Interactions of meropenem with class I chromosomal beta-lactamases.

Most newer penicillins and cephalosporins are labile to the Class I beta-lactamases that are inducible in Pseudomonas aeruginosa. Enterobacter spp., Citrobacter spp., Serratia spp. and indole-positive Proteeae, but fail to induce enzyme synthesis below the MIC. They remain active against the inducible strains but not against mutants (termed 'stably depressed') that manufacture beta-lactamase copiously without induction. Such mutants are segregated at high frequency and may be selected during therapy, sometimes causing clinical failure. Meropenem induced Class I enzymes weakly below the MIC in Ps. aeruginosa, Ent. cloacae, C. freundii, Ser. marcescens, Morganella morganii and Pr. vulgaris. Nonetheless it remained equally active against inducible strains and their derepressed mutants, and was no more active against laboratory-derived beta-lactamase basal mutants. It did not select derepressed mutants from beta-lactamase-inducible populations. These data suggested great stability to Class I beta-lactamases, and this deduction was confirmed by direct assays with purified beta-lactamases. Initial hydrolysis rates ranged from 0.9-10.0 drug molecules hydrolysed/enzyme molecule/minute but these values declined by 80-90% before 5% of the antibiotic had been hydrolysed, indicating that the carbapenem could deactivate the enzymes. Deactivation was reversible, full activity being restored once the meropenem was removed. These results suggest that meropenem, like imipenem and various experimental penems, may overcome the resistance problems presented by Class I beta-lactamases.

**Records**.
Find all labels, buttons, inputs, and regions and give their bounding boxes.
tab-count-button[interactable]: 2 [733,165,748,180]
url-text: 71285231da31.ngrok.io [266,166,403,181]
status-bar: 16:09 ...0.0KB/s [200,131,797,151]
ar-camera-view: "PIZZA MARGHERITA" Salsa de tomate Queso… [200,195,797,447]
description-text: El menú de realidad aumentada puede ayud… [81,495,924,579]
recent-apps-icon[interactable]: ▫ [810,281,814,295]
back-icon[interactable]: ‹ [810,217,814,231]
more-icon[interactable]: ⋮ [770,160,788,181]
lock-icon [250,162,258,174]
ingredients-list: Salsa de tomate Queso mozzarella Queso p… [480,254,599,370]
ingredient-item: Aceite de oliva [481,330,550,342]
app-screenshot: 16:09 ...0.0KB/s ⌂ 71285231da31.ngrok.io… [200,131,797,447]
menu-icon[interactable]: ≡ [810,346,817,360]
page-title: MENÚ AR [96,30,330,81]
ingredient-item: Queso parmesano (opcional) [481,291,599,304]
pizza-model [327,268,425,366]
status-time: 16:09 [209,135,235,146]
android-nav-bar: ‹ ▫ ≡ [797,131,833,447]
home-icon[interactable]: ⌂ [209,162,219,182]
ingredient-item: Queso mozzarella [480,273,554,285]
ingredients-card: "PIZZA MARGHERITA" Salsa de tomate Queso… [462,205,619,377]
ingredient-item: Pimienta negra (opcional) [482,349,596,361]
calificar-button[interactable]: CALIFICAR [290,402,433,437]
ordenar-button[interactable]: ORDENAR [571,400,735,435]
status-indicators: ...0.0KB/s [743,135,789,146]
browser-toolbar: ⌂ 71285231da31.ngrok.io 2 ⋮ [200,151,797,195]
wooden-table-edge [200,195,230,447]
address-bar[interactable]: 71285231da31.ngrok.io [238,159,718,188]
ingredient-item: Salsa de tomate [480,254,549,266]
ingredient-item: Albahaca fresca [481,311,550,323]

**What to work on**. In the text on meropenem and class I beta-lactamases, by how much did the initial hydrolysis rates decline before 5% of the antibiotic had been hydrolysed?

**Answer space**. By 80-90%.